Record list:
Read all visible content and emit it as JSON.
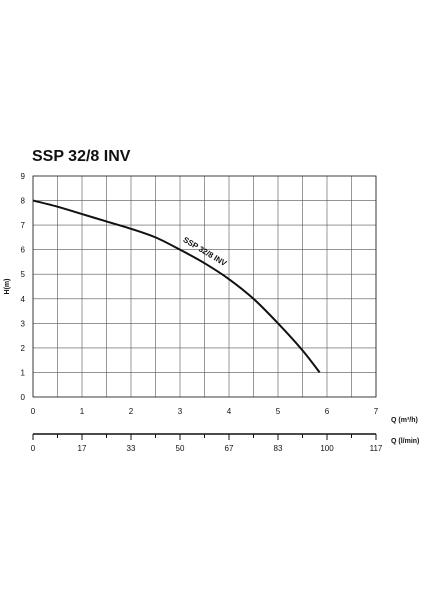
{
  "chart_data": {
    "type": "line",
    "title": "SSP 32/8 INV",
    "ylabel": "H(m)",
    "xlabel": "Q (m³/h)",
    "x2label": "Q (l/min)",
    "xlim": [
      0,
      7
    ],
    "ylim": [
      0,
      9
    ],
    "x_ticks": [
      "0",
      "1",
      "2",
      "3",
      "4",
      "5",
      "6",
      "7"
    ],
    "y_ticks": [
      "0",
      "1",
      "2",
      "3",
      "4",
      "5",
      "6",
      "7",
      "8",
      "9"
    ],
    "x2_ticks": [
      "0",
      "17",
      "33",
      "50",
      "67",
      "83",
      "100",
      "117"
    ],
    "grid": true,
    "series": [
      {
        "name": "SSP 32/8  INV",
        "x": [
          0,
          0.5,
          1,
          1.5,
          2,
          2.5,
          3,
          3.5,
          4,
          4.5,
          5,
          5.5,
          5.85
        ],
        "y": [
          8.0,
          7.75,
          7.45,
          7.15,
          6.85,
          6.5,
          6.0,
          5.45,
          4.8,
          4.0,
          3.0,
          1.9,
          1.0
        ]
      }
    ]
  }
}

Directions for this task: Repeat the listing verbatim. Skip the pictures.

Output for this exercise:
Read all visible content and emit it as JSON.
{
  "chart_data": {
    "type": "line",
    "title": "SSP 32/8 INV",
    "ylabel": "H(m)",
    "xlabel": "Q (m³/h)",
    "x2label": "Q (l/min)",
    "xlim": [
      0,
      7
    ],
    "ylim": [
      0,
      9
    ],
    "x_ticks": [
      "0",
      "1",
      "2",
      "3",
      "4",
      "5",
      "6",
      "7"
    ],
    "y_ticks": [
      "0",
      "1",
      "2",
      "3",
      "4",
      "5",
      "6",
      "7",
      "8",
      "9"
    ],
    "x2_ticks": [
      "0",
      "17",
      "33",
      "50",
      "67",
      "83",
      "100",
      "117"
    ],
    "grid": true,
    "series": [
      {
        "name": "SSP 32/8  INV",
        "x": [
          0,
          0.5,
          1,
          1.5,
          2,
          2.5,
          3,
          3.5,
          4,
          4.5,
          5,
          5.5,
          5.85
        ],
        "y": [
          8.0,
          7.75,
          7.45,
          7.15,
          6.85,
          6.5,
          6.0,
          5.45,
          4.8,
          4.0,
          3.0,
          1.9,
          1.0
        ]
      }
    ]
  }
}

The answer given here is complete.